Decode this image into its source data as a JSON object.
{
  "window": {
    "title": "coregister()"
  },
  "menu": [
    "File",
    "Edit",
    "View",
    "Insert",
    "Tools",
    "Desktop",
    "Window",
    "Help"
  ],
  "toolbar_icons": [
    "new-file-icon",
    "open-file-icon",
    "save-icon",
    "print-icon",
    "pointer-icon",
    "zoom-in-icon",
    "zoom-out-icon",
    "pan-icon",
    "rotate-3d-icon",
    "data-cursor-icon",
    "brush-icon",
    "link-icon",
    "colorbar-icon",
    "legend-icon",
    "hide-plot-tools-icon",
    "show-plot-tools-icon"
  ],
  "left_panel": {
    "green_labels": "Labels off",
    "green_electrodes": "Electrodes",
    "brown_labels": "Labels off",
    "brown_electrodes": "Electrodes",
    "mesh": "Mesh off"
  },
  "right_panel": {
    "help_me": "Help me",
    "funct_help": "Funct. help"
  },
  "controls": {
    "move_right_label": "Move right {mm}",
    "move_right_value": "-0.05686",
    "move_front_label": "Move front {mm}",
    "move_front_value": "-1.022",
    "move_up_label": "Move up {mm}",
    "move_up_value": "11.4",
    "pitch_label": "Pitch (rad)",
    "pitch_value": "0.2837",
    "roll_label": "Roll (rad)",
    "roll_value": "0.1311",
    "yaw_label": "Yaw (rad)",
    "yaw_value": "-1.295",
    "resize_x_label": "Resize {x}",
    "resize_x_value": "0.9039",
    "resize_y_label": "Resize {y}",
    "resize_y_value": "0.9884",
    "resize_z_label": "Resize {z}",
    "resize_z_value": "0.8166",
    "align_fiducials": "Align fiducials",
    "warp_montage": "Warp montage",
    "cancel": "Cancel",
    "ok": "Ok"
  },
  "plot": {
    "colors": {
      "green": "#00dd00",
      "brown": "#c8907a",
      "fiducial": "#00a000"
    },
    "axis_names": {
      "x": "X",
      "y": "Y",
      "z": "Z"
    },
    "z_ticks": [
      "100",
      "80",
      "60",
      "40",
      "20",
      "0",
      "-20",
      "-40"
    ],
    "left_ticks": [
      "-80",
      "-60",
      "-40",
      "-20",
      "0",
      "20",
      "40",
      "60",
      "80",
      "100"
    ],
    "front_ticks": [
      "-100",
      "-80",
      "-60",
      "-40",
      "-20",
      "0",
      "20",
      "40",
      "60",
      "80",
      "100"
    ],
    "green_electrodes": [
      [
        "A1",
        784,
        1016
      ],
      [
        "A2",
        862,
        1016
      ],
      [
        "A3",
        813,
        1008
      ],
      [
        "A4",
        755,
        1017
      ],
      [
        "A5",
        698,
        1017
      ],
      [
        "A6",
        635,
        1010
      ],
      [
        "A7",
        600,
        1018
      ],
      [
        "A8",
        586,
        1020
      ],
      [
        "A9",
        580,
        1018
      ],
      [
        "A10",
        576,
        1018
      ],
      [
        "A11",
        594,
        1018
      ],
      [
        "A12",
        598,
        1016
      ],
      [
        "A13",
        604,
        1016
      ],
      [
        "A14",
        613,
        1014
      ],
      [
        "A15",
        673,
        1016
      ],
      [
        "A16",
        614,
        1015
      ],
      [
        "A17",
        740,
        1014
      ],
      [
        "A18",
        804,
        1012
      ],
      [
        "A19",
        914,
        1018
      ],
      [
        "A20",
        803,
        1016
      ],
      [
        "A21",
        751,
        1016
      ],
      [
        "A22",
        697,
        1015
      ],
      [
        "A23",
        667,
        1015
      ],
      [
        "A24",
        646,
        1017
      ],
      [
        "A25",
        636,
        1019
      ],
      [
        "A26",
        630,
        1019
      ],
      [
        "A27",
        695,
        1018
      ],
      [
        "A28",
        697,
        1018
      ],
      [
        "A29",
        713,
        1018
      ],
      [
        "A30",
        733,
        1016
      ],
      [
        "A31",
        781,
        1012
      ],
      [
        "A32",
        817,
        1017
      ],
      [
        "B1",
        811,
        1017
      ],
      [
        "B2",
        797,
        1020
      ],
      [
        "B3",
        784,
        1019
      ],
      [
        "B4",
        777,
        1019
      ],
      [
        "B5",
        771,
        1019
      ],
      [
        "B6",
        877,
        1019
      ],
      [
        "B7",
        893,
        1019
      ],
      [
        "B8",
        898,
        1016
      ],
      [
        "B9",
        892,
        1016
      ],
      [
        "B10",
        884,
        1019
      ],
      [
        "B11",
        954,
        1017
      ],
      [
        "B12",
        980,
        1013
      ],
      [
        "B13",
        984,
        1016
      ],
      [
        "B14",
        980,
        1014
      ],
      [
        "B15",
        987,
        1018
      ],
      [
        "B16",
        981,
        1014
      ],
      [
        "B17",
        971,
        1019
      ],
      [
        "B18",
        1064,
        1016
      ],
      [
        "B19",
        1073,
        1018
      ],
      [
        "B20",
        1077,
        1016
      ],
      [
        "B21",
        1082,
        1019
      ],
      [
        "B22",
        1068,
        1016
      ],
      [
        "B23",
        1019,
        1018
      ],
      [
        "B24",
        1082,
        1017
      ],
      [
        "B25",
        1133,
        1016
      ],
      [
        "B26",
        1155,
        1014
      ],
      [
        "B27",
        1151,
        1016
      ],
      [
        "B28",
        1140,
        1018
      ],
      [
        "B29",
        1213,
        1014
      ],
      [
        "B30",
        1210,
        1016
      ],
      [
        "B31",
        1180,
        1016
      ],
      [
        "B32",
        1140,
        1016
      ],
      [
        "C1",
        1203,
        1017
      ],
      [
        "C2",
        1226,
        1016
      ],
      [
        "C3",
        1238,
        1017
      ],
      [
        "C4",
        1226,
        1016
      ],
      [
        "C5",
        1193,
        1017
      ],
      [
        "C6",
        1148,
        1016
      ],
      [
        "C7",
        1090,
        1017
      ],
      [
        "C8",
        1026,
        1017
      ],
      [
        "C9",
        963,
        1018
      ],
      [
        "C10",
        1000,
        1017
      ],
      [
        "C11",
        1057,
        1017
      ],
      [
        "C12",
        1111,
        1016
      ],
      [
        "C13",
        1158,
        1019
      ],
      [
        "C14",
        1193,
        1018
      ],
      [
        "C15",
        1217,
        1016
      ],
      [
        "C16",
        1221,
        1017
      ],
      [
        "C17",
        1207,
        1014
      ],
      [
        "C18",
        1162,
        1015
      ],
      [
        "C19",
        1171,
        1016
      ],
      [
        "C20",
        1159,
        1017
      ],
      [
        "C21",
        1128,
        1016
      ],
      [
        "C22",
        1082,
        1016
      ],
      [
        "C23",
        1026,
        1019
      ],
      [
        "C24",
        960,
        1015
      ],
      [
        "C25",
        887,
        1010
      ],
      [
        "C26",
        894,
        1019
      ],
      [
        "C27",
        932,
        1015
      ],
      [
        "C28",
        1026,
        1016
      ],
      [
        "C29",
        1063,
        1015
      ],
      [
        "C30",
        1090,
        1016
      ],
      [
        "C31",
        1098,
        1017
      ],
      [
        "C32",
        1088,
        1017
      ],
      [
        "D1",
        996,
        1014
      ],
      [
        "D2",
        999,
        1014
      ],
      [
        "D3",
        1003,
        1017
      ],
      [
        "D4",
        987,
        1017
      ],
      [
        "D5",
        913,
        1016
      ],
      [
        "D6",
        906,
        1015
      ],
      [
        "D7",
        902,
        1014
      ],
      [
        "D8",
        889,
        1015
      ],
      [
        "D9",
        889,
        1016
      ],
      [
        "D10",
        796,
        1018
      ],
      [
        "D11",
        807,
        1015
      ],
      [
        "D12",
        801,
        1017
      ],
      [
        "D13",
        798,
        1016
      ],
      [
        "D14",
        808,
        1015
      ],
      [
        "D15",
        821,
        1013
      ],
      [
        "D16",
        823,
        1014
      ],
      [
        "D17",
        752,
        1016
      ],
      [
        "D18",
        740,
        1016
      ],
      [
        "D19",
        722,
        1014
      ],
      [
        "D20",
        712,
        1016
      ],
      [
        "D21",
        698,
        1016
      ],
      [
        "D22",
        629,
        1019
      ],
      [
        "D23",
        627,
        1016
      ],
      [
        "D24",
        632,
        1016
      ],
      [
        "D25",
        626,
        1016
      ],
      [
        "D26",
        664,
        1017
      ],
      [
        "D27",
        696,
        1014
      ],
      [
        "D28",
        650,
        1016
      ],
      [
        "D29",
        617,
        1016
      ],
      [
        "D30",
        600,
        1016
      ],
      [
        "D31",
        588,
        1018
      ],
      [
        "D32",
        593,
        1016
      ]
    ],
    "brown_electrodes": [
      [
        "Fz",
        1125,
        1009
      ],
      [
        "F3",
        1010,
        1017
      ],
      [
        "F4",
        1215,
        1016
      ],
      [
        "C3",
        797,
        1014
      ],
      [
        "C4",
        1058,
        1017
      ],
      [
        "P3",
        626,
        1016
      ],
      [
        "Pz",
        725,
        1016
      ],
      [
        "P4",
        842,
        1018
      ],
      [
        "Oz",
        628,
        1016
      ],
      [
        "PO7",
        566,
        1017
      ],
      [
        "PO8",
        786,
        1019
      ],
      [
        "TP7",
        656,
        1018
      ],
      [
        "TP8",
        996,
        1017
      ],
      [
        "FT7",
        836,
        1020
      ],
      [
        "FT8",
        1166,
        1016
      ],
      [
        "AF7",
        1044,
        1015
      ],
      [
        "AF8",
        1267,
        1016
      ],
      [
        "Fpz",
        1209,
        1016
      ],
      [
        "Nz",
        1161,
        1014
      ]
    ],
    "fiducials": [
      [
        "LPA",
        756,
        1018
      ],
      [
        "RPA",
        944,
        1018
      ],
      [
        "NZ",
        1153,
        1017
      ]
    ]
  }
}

----

> Written instruction
Return each full line of the entries that contains the word "data".

> Full response
Decode this image into its source data as a JSON object.
    "data-cursor-icon",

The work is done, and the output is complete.